_Data entries for graphics:_
==========

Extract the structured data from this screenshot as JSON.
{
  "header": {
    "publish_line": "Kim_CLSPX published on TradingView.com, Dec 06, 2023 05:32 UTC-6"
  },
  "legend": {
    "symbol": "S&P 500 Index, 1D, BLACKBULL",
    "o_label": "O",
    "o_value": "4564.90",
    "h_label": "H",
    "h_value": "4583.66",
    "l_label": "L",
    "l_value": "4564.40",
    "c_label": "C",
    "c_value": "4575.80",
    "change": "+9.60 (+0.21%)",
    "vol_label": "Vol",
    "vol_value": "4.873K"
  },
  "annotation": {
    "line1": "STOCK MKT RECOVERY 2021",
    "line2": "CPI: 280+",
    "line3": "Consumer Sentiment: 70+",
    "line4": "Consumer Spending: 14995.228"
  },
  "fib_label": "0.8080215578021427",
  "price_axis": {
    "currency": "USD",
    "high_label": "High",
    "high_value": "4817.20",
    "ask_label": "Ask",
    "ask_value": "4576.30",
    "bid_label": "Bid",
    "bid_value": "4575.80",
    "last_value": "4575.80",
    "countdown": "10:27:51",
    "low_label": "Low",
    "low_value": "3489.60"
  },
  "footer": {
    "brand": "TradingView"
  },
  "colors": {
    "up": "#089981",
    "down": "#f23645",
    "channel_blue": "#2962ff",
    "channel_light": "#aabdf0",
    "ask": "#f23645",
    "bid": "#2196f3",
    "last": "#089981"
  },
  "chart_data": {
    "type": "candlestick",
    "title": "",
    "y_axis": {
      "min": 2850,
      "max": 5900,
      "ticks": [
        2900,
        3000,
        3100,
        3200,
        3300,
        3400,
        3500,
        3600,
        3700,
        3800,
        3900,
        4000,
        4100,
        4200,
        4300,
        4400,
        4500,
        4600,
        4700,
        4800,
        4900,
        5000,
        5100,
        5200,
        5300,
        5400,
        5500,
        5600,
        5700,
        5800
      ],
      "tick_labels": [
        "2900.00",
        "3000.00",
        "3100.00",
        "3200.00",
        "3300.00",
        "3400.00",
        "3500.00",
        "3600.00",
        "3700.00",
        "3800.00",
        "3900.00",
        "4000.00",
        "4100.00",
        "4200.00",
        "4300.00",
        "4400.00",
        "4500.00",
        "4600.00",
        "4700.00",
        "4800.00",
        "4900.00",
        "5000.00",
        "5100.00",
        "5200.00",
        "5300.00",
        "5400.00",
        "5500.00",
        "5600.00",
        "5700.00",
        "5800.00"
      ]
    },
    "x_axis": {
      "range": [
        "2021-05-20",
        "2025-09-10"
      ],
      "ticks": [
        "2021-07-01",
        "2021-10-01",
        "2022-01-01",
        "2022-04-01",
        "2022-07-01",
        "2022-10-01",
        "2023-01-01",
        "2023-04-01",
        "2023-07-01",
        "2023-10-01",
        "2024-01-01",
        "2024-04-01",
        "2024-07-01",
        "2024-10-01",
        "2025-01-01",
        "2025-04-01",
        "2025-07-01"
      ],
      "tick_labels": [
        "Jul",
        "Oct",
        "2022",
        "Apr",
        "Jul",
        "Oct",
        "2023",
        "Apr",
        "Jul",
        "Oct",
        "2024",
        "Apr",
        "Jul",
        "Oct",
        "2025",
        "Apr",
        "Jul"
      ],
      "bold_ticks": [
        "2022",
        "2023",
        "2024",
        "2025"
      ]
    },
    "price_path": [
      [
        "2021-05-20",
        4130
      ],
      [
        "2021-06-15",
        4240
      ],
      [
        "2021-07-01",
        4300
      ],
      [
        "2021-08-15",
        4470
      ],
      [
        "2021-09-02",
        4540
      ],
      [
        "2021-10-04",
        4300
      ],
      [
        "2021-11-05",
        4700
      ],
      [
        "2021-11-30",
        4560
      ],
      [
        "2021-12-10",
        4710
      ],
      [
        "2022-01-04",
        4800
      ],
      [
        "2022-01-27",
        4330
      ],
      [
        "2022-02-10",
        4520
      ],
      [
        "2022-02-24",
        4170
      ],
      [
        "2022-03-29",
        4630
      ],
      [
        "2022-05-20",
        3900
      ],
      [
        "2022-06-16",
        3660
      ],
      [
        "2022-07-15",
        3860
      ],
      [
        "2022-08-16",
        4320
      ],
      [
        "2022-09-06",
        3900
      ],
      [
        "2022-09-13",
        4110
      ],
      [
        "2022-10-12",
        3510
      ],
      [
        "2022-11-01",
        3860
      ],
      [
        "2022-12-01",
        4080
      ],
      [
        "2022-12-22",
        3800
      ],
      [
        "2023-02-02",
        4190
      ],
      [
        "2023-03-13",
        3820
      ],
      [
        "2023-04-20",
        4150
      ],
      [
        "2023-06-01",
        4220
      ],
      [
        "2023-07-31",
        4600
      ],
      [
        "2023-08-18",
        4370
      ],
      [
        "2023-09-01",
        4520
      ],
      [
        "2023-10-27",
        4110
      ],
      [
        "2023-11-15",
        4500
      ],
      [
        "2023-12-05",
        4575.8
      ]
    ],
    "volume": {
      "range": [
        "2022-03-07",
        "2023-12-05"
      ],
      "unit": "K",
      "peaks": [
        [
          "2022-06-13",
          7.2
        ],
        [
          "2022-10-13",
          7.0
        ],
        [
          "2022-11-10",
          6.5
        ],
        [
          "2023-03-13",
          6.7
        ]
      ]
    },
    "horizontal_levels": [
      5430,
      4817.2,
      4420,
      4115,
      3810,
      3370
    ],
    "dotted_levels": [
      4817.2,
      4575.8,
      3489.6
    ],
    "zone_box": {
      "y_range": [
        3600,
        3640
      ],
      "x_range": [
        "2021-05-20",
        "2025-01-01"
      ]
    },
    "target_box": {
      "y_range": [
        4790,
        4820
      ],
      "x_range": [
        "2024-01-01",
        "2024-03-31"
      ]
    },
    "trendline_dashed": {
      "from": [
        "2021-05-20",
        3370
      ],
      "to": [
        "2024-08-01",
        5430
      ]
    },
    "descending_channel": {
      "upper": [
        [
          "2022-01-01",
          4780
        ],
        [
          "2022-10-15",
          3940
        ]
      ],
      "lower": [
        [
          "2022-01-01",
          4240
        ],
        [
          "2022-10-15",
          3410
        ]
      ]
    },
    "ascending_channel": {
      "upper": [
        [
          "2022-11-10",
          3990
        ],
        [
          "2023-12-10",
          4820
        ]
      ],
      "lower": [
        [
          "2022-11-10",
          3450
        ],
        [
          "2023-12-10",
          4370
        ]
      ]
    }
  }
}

==========

_What you have to do:_ Write the entire listing out again, word for word.

_Exercise response:_
Extract the structured data from this screenshot as JSON.
{
  "header": {
    "publish_line": "Kim_CLSPX published on TradingView.com, Dec 06, 2023 05:32 UTC-6"
  },
  "legend": {
    "symbol": "S&P 500 Index, 1D, BLACKBULL",
    "o_label": "O",
    "o_value": "4564.90",
    "h_label": "H",
    "h_value": "4583.66",
    "l_label": "L",
    "l_value": "4564.40",
    "c_label": "C",
    "c_value": "4575.80",
    "change": "+9.60 (+0.21%)",
    "vol_label": "Vol",
    "vol_value": "4.873K"
  },
  "annotation": {
    "line1": "STOCK MKT RECOVERY 2021",
    "line2": "CPI: 280+",
    "line3": "Consumer Sentiment: 70+",
    "line4": "Consumer Spending: 14995.228"
  },
  "fib_label": "0.8080215578021427",
  "price_axis": {
    "currency": "USD",
    "high_label": "High",
    "high_value": "4817.20",
    "ask_label": "Ask",
    "ask_value": "4576.30",
    "bid_label": "Bid",
    "bid_value": "4575.80",
    "last_value": "4575.80",
    "countdown": "10:27:51",
    "low_label": "Low",
    "low_value": "3489.60"
  },
  "footer": {
    "brand": "TradingView"
  },
  "colors": {
    "up": "#089981",
    "down": "#f23645",
    "channel_blue": "#2962ff",
    "channel_light": "#aabdf0",
    "ask": "#f23645",
    "bid": "#2196f3",
    "last": "#089981"
  },
  "chart_data": {
    "type": "candlestick",
    "title": "",
    "y_axis": {
      "min": 2850,
      "max": 5900,
      "ticks": [
        2900,
        3000,
        3100,
        3200,
        3300,
        3400,
        3500,
        3600,
        3700,
        3800,
        3900,
        4000,
        4100,
        4200,
        4300,
        4400,
        4500,
        4600,
        4700,
        4800,
        4900,
        5000,
        5100,
        5200,
        5300,
        5400,
        5500,
        5600,
        5700,
        5800
      ],
      "tick_labels": [
        "2900.00",
        "3000.00",
        "3100.00",
        "3200.00",
        "3300.00",
        "3400.00",
        "3500.00",
        "3600.00",
        "3700.00",
        "3800.00",
        "3900.00",
        "4000.00",
        "4100.00",
        "4200.00",
        "4300.00",
        "4400.00",
        "4500.00",
        "4600.00",
        "4700.00",
        "4800.00",
        "4900.00",
        "5000.00",
        "5100.00",
        "5200.00",
        "5300.00",
        "5400.00",
        "5500.00",
        "5600.00",
        "5700.00",
        "5800.00"
      ]
    },
    "x_axis": {
      "range": [
        "2021-05-20",
        "2025-09-10"
      ],
      "ticks": [
        "2021-07-01",
        "2021-10-01",
        "2022-01-01",
        "2022-04-01",
        "2022-07-01",
        "2022-10-01",
        "2023-01-01",
        "2023-04-01",
        "2023-07-01",
        "2023-10-01",
        "2024-01-01",
        "2024-04-01",
        "2024-07-01",
        "2024-10-01",
        "2025-01-01",
        "2025-04-01",
        "2025-07-01"
      ],
      "tick_labels": [
        "Jul",
        "Oct",
        "2022",
        "Apr",
        "Jul",
        "Oct",
        "2023",
        "Apr",
        "Jul",
        "Oct",
        "2024",
        "Apr",
        "Jul",
        "Oct",
        "2025",
        "Apr",
        "Jul"
      ],
      "bold_ticks": [
        "2022",
        "2023",
        "2024",
        "2025"
      ]
    },
    "price_path": [
      [
        "2021-05-20",
        4130
      ],
      [
        "2021-06-15",
        4240
      ],
      [
        "2021-07-01",
        4300
      ],
      [
        "2021-08-15",
        4470
      ],
      [
        "2021-09-02",
        4540
      ],
      [
        "2021-10-04",
        4300
      ],
      [
        "2021-11-05",
        4700
      ],
      [
        "2021-11-30",
        4560
      ],
      [
        "2021-12-10",
        4710
      ],
      [
        "2022-01-04",
        4800
      ],
      [
        "2022-01-27",
        4330
      ],
      [
        "2022-02-10",
        4520
      ],
      [
        "2022-02-24",
        4170
      ],
      [
        "2022-03-29",
        4630
      ],
      [
        "2022-05-20",
        3900
      ],
      [
        "2022-06-16",
        3660
      ],
      [
        "2022-07-15",
        3860
      ],
      [
        "2022-08-16",
        4320
      ],
      [
        "2022-09-06",
        3900
      ],
      [
        "2022-09-13",
        4110
      ],
      [
        "2022-10-12",
        3510
      ],
      [
        "2022-11-01",
        3860
      ],
      [
        "2022-12-01",
        4080
      ],
      [
        "2022-12-22",
        3800
      ],
      [
        "2023-02-02",
        4190
      ],
      [
        "2023-03-13",
        3820
      ],
      [
        "2023-04-20",
        4150
      ],
      [
        "2023-06-01",
        4220
      ],
      [
        "2023-07-31",
        4600
      ],
      [
        "2023-08-18",
        4370
      ],
      [
        "2023-09-01",
        4520
      ],
      [
        "2023-10-27",
        4110
      ],
      [
        "2023-11-15",
        4500
      ],
      [
        "2023-12-05",
        4575.8
      ]
    ],
    "volume": {
      "range": [
        "2022-03-07",
        "2023-12-05"
      ],
      "unit": "K",
      "peaks": [
        [
          "2022-06-13",
          7.2
        ],
        [
          "2022-10-13",
          7.0
        ],
        [
          "2022-11-10",
          6.5
        ],
        [
          "2023-03-13",
          6.7
        ]
      ]
    },
    "horizontal_levels": [
      5430,
      4817.2,
      4420,
      4115,
      3810,
      3370
    ],
    "dotted_levels": [
      4817.2,
      4575.8,
      3489.6
    ],
    "zone_box": {
      "y_range": [
        3600,
        3640
      ],
      "x_range": [
        "2021-05-20",
        "2025-01-01"
      ]
    },
    "target_box": {
      "y_range": [
        4790,
        4820
      ],
      "x_range": [
        "2024-01-01",
        "2024-03-31"
      ]
    },
    "trendline_dashed": {
      "from": [
        "2021-05-20",
        3370
      ],
      "to": [
        "2024-08-01",
        5430
      ]
    },
    "descending_channel": {
      "upper": [
        [
          "2022-01-01",
          4780
        ],
        [
          "2022-10-15",
          3940
        ]
      ],
      "lower": [
        [
          "2022-01-01",
          4240
        ],
        [
          "2022-10-15",
          3410
        ]
      ]
    },
    "ascending_channel": {
      "upper": [
        [
          "2022-11-10",
          3990
        ],
        [
          "2023-12-10",
          4820
        ]
      ],
      "lower": [
        [
          "2022-11-10",
          3450
        ],
        [
          "2023-12-10",
          4370
        ]
      ]
    }
  }
}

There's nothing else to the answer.